--- Document passage ---
In his presentations, Smith said that companies with truly embedded risk management processes should create a new chief strategic information officer role. “[That’s when] the role of CRO or risk management director becomes defunct and a title of chief strategic information officer becomes more appropriate for a truly embedded risk management process,” Smith said. “That would evidence that risk is shaking hands with opportunity, and ultimately the output from the ERM process is to gear the executive to make smarter and smarter strategic decisions,” he said.

Smith made it very clear that risk professionals needed to understand and adapt to the corporate cultures in which they find themselves. “If you want to be important to the important people in the business, figure out what they worry about, then work out what you can do to help with these concerns,” Smith said. “Are you a key adviser to the top level? If you are, you’re making good progress. If you’re not sure, you need to make a plan. The key thing is how you are perceived. Being perceived as supportive to the coalface – to the people who do the stuff – will help you succeed.”

The way in which risk management is approached in any company must be aligned to the culture and strategic goals of the organisation, Smith continued. “A risk manager needs to understand strategy and work out how they can assist with strategic decision making,” he said. “They can do so by using their risk radar to scan things such as competitors, consumers, process quality and supply chain.”

Smith pointed out that one of the key challenges for risk professionals was to “be credible in the context of their organisations”. “To a degree, proving and reproving their subject matter expertise is probably not the key,” he cautioned. “In all likelihood, their expertise in risk management is a given. Ultimately a proactive approach is for the risk manager to put themselves into the shoes of the executive and figure out by investigation – and in fact asking – what keeps them awake at night. Then they can start talking about what they would want to support their view of the objectives of the organisation and of the strategic achievements required.”

--- What to do ---
Write a continuation of the article on Smith's views about risk management, starting right after its final paragraph.

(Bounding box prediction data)
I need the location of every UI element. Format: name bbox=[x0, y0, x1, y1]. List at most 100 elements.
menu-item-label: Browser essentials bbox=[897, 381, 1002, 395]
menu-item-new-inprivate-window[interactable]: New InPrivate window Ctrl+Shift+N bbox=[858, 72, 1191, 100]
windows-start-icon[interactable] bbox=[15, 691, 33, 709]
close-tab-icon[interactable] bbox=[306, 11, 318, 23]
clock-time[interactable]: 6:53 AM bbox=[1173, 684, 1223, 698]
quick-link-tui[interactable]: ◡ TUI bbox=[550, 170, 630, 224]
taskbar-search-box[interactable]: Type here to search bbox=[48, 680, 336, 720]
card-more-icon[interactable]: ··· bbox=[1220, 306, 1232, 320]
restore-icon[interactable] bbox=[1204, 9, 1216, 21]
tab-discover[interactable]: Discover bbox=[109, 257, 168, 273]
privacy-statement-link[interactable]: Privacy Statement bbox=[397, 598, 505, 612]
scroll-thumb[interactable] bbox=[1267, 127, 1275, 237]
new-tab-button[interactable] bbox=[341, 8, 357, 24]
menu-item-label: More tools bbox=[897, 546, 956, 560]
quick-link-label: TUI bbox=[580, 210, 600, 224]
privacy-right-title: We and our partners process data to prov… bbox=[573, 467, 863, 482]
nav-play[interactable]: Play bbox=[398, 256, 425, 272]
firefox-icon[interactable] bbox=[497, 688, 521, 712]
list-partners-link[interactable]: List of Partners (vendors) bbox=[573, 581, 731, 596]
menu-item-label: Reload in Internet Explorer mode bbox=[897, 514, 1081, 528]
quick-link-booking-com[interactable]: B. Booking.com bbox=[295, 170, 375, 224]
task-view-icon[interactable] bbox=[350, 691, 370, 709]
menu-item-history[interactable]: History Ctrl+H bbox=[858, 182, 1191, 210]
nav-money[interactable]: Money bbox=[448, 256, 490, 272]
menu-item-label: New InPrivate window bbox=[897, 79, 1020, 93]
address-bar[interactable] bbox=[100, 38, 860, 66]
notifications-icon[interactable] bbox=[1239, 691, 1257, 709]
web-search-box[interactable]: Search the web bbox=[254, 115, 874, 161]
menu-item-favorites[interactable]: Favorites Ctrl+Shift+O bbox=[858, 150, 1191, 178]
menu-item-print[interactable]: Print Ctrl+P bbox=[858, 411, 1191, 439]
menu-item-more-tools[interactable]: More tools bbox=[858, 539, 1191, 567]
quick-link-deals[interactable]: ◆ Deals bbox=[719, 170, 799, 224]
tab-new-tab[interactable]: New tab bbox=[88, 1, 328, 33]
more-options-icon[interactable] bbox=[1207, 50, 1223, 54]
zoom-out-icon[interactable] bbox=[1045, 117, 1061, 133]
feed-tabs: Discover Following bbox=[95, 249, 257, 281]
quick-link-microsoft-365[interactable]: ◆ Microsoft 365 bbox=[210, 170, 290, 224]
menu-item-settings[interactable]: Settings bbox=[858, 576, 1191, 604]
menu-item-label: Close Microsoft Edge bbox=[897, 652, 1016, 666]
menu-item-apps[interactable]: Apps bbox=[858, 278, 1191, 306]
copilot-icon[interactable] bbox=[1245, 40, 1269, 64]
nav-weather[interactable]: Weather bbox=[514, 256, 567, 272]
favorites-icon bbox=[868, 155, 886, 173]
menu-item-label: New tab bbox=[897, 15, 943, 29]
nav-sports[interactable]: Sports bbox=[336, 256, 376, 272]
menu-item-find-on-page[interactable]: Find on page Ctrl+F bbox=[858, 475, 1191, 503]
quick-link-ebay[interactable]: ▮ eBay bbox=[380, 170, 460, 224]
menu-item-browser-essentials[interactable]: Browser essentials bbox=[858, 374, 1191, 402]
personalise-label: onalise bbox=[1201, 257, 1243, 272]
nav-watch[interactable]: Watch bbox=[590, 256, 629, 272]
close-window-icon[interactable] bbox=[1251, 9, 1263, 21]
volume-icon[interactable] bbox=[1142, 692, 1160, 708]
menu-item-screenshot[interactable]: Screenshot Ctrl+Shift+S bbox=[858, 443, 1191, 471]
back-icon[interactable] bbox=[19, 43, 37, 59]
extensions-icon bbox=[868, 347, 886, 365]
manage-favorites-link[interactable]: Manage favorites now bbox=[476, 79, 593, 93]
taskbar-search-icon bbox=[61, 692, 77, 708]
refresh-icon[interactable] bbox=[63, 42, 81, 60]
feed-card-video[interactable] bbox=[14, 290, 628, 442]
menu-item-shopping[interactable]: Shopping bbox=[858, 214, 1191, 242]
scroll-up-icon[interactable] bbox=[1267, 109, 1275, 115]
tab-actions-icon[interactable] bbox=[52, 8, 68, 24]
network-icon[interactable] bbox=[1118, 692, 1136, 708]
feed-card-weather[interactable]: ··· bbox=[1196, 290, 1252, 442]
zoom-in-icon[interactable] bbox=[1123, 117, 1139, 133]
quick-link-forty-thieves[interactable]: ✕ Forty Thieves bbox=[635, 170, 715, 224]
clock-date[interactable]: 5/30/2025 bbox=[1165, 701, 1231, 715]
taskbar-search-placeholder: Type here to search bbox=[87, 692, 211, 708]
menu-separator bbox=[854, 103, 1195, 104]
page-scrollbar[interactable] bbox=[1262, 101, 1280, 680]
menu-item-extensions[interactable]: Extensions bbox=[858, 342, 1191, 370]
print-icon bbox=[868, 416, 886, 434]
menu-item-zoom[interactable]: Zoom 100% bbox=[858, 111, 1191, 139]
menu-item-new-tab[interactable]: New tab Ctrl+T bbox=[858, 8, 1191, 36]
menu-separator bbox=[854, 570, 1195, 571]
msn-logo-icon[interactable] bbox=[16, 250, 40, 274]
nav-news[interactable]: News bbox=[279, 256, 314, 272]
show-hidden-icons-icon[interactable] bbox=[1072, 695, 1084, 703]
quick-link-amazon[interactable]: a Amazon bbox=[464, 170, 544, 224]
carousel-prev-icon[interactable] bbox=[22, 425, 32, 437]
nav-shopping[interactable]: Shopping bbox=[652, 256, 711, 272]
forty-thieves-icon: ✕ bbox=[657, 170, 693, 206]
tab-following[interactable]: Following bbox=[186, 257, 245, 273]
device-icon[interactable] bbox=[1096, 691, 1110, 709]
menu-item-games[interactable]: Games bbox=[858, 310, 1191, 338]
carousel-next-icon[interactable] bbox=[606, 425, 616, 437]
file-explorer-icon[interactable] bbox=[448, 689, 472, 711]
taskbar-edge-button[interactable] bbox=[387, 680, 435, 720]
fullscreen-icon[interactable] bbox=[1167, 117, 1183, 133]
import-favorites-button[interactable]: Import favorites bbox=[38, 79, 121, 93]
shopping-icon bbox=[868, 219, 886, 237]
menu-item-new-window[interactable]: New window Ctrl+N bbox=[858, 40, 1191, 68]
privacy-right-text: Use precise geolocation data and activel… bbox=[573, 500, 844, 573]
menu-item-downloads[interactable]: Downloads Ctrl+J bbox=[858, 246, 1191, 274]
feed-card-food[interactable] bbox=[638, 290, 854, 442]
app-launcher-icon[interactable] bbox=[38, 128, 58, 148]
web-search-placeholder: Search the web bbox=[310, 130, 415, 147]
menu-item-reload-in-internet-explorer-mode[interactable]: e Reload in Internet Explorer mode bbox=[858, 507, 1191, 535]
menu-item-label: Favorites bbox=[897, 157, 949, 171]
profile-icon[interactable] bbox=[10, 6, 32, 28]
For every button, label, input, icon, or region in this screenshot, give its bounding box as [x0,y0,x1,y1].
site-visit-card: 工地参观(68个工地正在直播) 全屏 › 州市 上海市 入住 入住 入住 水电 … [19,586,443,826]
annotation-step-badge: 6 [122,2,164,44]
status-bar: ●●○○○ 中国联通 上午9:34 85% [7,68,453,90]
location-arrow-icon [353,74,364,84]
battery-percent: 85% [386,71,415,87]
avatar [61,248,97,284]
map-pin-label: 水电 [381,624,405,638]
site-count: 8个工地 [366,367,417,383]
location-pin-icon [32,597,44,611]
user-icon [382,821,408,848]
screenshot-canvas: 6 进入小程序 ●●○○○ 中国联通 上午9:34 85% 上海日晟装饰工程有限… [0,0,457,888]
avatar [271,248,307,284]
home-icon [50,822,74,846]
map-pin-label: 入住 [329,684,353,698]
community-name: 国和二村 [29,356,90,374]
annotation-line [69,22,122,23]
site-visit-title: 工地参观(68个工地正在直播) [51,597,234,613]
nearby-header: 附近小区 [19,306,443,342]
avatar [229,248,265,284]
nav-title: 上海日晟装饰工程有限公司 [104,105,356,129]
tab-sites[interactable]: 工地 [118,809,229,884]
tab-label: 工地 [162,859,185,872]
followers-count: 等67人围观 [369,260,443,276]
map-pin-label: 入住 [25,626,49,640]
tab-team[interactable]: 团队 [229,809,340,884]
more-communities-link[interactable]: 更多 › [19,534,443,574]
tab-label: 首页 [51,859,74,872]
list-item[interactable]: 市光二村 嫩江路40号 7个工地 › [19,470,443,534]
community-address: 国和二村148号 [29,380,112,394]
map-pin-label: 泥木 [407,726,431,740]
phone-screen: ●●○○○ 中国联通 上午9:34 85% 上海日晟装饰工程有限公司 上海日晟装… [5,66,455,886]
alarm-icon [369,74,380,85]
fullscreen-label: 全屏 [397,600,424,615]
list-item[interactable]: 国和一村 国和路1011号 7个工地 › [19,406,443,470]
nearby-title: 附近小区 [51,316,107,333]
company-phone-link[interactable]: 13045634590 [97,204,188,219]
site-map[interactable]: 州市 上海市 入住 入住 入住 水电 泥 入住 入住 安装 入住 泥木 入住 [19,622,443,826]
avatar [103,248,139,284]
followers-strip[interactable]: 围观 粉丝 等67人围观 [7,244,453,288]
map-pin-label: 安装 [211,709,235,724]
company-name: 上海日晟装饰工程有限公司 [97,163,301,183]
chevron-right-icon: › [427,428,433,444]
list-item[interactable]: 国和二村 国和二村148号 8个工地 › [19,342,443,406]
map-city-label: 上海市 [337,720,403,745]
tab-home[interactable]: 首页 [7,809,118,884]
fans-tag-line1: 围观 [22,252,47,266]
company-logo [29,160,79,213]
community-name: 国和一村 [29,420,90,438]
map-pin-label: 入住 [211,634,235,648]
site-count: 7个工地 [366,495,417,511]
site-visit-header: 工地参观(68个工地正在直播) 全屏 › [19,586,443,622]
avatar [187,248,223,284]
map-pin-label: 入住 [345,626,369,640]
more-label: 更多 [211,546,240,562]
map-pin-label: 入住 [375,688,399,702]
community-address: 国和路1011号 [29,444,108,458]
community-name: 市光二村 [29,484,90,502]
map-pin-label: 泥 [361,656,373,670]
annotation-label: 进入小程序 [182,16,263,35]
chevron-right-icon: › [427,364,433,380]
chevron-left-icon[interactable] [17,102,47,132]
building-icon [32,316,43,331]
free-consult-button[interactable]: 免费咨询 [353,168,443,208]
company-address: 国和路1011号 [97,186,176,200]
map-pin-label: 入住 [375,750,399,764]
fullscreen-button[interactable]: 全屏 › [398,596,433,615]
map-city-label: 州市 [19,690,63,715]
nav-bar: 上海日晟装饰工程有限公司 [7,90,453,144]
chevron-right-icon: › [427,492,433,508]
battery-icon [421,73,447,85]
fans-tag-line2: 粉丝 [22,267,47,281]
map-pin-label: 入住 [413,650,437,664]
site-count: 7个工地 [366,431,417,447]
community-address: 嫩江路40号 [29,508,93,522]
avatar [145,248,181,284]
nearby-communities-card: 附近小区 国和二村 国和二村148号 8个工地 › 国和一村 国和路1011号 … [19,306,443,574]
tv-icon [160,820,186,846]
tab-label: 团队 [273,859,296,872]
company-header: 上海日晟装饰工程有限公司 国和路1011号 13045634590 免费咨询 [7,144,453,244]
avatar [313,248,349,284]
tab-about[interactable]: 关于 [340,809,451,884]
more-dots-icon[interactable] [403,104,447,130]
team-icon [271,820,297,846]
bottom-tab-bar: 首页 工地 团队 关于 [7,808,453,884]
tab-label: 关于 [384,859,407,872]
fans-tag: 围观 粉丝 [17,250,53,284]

--- Response box ---
This engagement in truly understanding what an organisation is trying to achieve is what enables risk management to move itself from a risk register-based operational process to a strategic information-based service to senior management, Smith suggested.

‘What broke our company?’
One of the major principles of risk management is to evaluate an organisation’s propensity for loss, Smith reminded both audiences. “But I think to really test the risk culture of an organisation, the killer question to ask at executive or board level is to tell them that then organisation is broken, the organisation is failed and ask them to describe how that happened,” he continued. “So rather than looking at potential risks and how to manage them, to propose that fundamentally the business is defunct.

“In my experience that question has to be asked repeatedly on be truly heard because the knee-jerk reaction from most senior managements of course is to really think about the probability of a business failing. This question confirms that it has failed and how has it happened. Now when that question is understood and answered it can be very revealing in terms of what are the key strategic risks, the visualisation of how they might occur, and therefore identifying the next steps to mitigate that risk can be arrived at fairly simply.”

Smith went on to point out that, when you consider events that can really impact the reputation of organisations, you can generally point to crisis management as being the key to reputation enhancement or reputation erosion. “I think in a well developed and established risk management ERM program you will find that an enterprise crisis plan will be central to the management of risk once a major risk has crystallised and immediately deployed,” he said. “Certainly, when a major event happens that’s not the time to figure out what you’re going to do about it, so the enterprise crisis plan should simulate and rehearse the ‘what if?’ major scenario.”

StrategicRISK Forum Kuala Lumpur 2017 was sponsored by AIG and the Knowledge Live Singapore 2017 was sponsored by Zurich. Both events were supported by the Pan-Asia Risk & Insurance Management Association (PARIMA).